====== Data rows ======
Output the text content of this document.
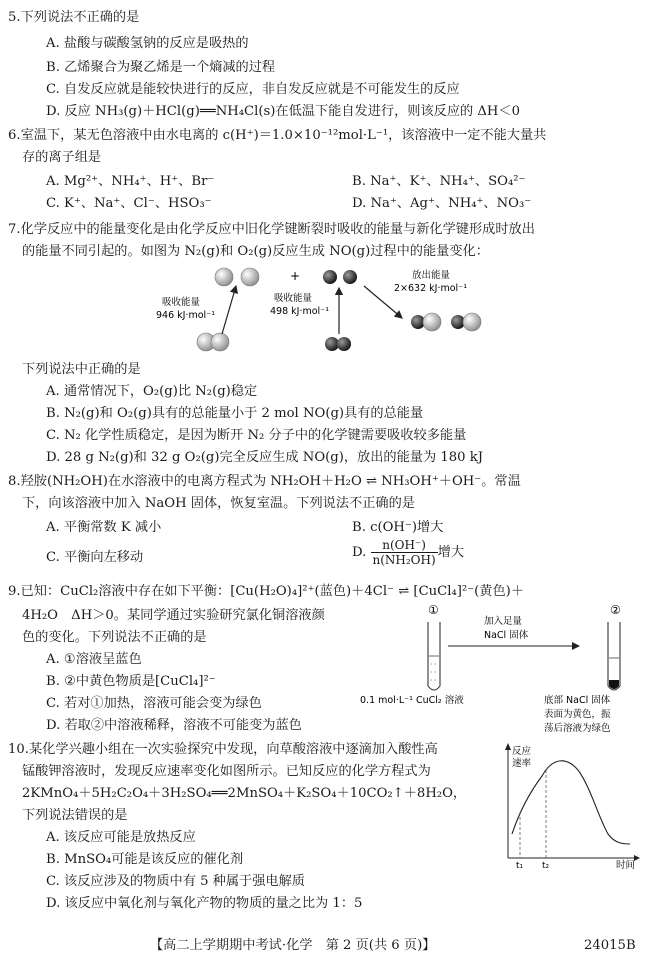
5.下列说法不正确的是
A. 盐酸与碳酸氢钠的反应是吸热的
B. 乙烯聚合为聚乙烯是一个熵减的过程
C. 自发反应就是能较快进行的反应，非自发反应就是不可能发生的反应
D. 反应 NH₃(g)＋HCl(g)══NH₄Cl(s)在低温下能自发进行，则该反应的 ΔH＜0
6.室温下，某无色溶液中由水电离的 c(H⁺)＝1.0×10⁻¹²mol·L⁻¹，该溶液中一定不能大量共
存的离子组是
A. Mg²⁺、NH₄⁺、H⁺、Br⁻	B. Na⁺、K⁺、NH₄⁺、SO₄²⁻
C. K⁺、Na⁺、Cl⁻、HSO₃⁻	D. Na⁺、Ag⁺、NH₄⁺、NO₃⁻
7.化学反应中的能量变化是由化学反应中旧化学键断裂时吸收的能量与新化学键形成时放出
的能量不同引起的。如图为 N₂(g)和 O₂(g)反应生成 NO(g)过程中的能量变化：
+
吸收能量
946 kJ·mol⁻¹
吸收能量
498 kJ·mol⁻¹
放出能量
2×632 kJ·mol⁻¹
下列说法中正确的是
A. 通常情况下，O₂(g)比 N₂(g)稳定
B. N₂(g)和 O₂(g)具有的总能量小于 2 mol NO(g)具有的总能量
C. N₂ 化学性质稳定，是因为断开 N₂ 分子中的化学键需要吸收较多能量
D. 28 g N₂(g)和 32 g O₂(g)完全反应生成 NO(g)，放出的能量为 180 kJ
8.羟胺(NH₂OH)在水溶液中的电离方程式为 NH₂OH＋H₂O ⇌ NH₃OH⁺＋OH⁻。常温
下，向该溶液中加入 NaOH 固体，恢复室温。下列说法不正确的是
A. 平衡常数 K 减小	B. c(OH⁻)增大
C. 平衡向左移动	D. $\frac{n(OH^-)}{\text{n(NH₂OH)}}$ 增大
9.已知：CuCl₂溶液中存在如下平衡：[Cu(H₂O)₄]²⁺(蓝色)＋4Cl⁻ ⇌ [CuCl₄]²⁻(黄色)＋
4H₂O　ΔH＞0。某同学通过实验研究氯化铜溶液颜
色的变化。下列说法不正确的是
A. ①溶液呈蓝色
B. ②中黄色物质是[CuCl₄]²⁻
C. 若对①加热，溶液可能会变为绿色
D. 若取②中溶液稀释，溶液不可能变为蓝色
①	②
加入足量
NaCl 固体
0.1 mol·L⁻¹ CuCl₂ 溶液	底部 NaCl 固体
表面为黄色，振
荡后溶液为绿色
10.某化学兴趣小组在一次实验探究中发现，向草酸溶液中逐滴加入酸性高
锰酸钾溶液时，发现反应速率变化如图所示。已知反应的化学方程式为
2KMnO₄＋5H₂C₂O₄＋3H₂SO₄══2MnSO₄＋K₂SO₄＋10CO₂↑＋8H₂O，
下列说法错误的是
A. 该反应可能是放热反应
B. MnSO₄可能是该反应的催化剂
C. 该反应涉及的物质中有 5 种属于强电解质
D. 该反应中氧化剂与氧化产物的物质的量之比为 1：5
反应
速率
t₁ t₂	时间
【高二上学期期中考试·化学　第 2 页(共 6 页)】	24015B
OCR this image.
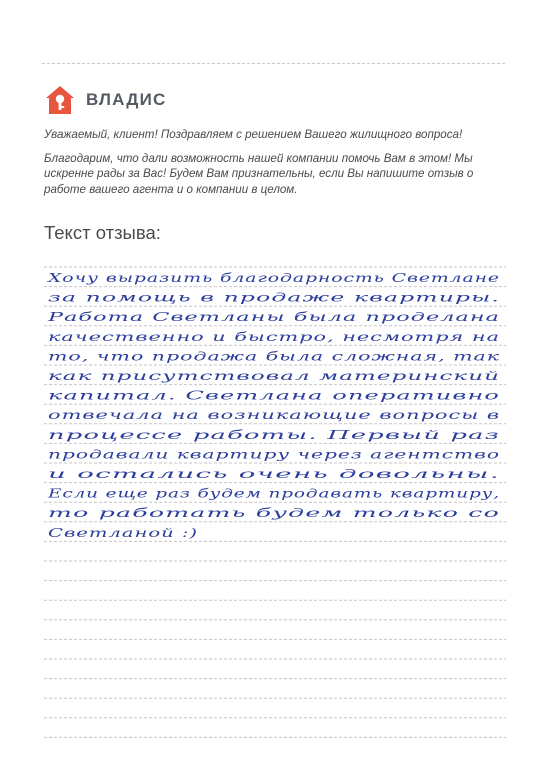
ВЛАДИС

Уважаемый, клиент! Поздравляем с решением Вашего жилищного вопроса!

Благодарим, что дали возможность нашей компании помочь Вам в этом! Мы искренне рады за Вас! Будем Вам признательны, если Вы напишите отзыв о работе вашего агента и о компании в целом.

Текст отзыва:
Хочу выразить благодарность Светлане
за помощь в продаже квартиры.
Работа Светланы была проделана
качественно и быстро, несмотря на
то, что продажа была сложная, так
как присутствовал материнский
капитал. Светлана оперативно
отвечала на возникающие вопросы в
процессе работы. Первый раз
продавали квартиру через агентство
и остались очень довольны.
Если еще раз будем продавать квартиру,
то работать будем только со
Светланой :)
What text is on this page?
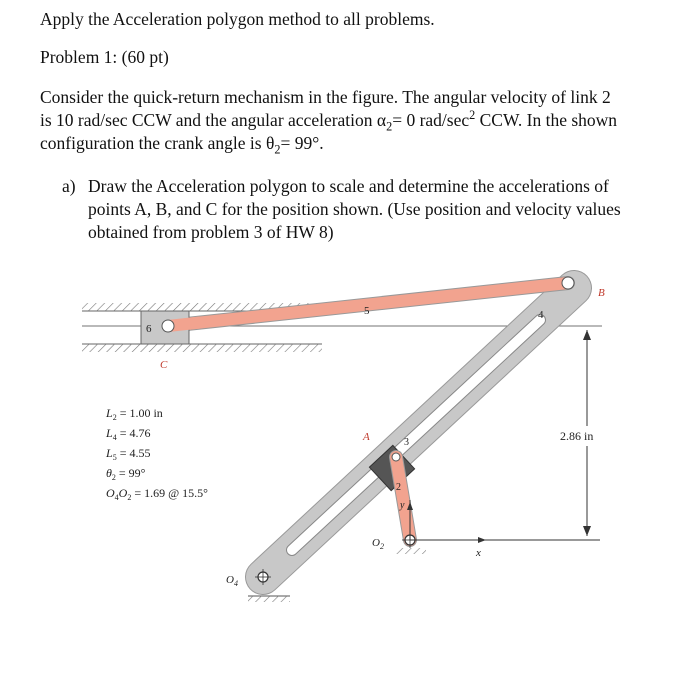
Apply the Acceleration polygon method to all problems.
Problem 1: (60 pt)
Consider the quick-return mechanism in the figure. The angular velocity of link 2
is 10 rad/sec CCW and the angular acceleration $\alpha_2= 0$ rad/$\sec^2$ CCW. In the shown
configuration the crank angle is $\theta_2= 99^\circ$.
a) Draw the Acceleration polygon to scale and determine the accelerations of
points A, B, and C for the position shown. (Use position and velocity values
obtained from problem 3 of HW 8)
6
5	4
3
2
C
B
A
$O_2$
$O_4$
x
y
2.86 in
$L_2 = 1.00$ in
$L_4 = 4.76$
$L_5 = 4.55$
$\theta_2 = 99^\circ$
$O_4O_2 = 1.69$ @ 15.5°
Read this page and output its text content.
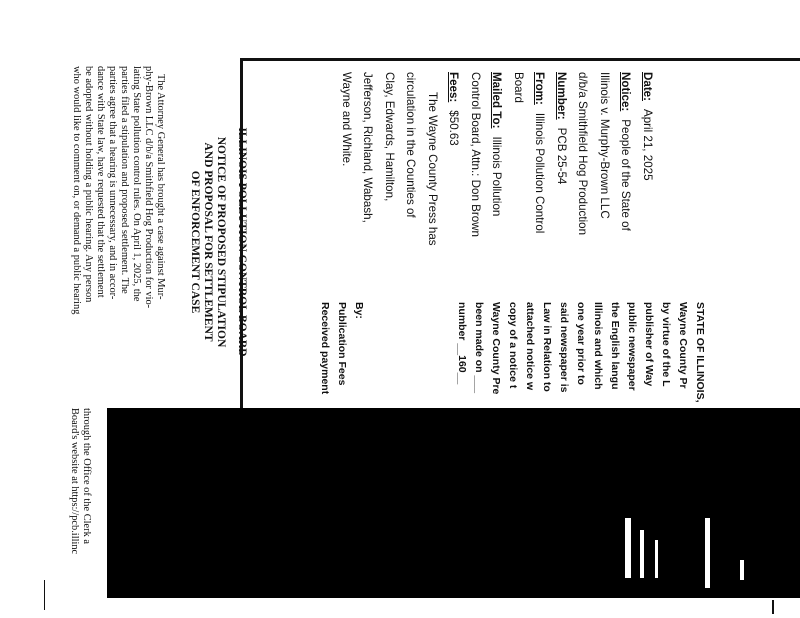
Date:April 21, 2025
Notice:People of the State of
Illinois v. Murphy-Brown LLC
d/b/a Smithfield Hog Production
Number:PCB 25-54
From:Illinois Pollution Control
Board
Mailed To:Illinois Pollution
Control Board, Attn.: Don Brown
Fees:$50.63
The Wayne County Press has
circulation in the Counties of
Clay, Edwards, Hamilton,
Jefferson, Richland, Wabash,
Wayne and White.
ILLINOIS POLLUTION CONTROL BOARD
NOTICE OF PROPOSED STIPULATION
AND PROPOSAL FOR SETTLEMENT
OF ENFORCEMENT CASE
The Attorney General has brought a case against Mur-
phy-Brown LLC d/b/a Smithfield Hog Production for vio-
lating State pollution control rules. On April 1, 2025, the
parties filed a stipulation and proposed settlement. The
parties agree that a hearing is unnecessary, and in accor-
dance with State law, have requested that the settlement
be adopted without holding a public hearing. Any person
who would like to comment on, or demand a public hearing
through the Office of the Clerk a
Board's website at https://pcb.illinc
STATE OF ILLINOIS,
Wayne County Pr
by virtue of the L
publisher of Way
public newspaper
the English langu
Illinois and which
one year prior to
said newspaper is
Law in Relation to
attached notice w
copy of a notice t
Wayne County Pre
been made on ___
number __160__
By:
Publication Fees
Received payment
======
Across the data above, how many lines include the word "Production"? Give only the count.

2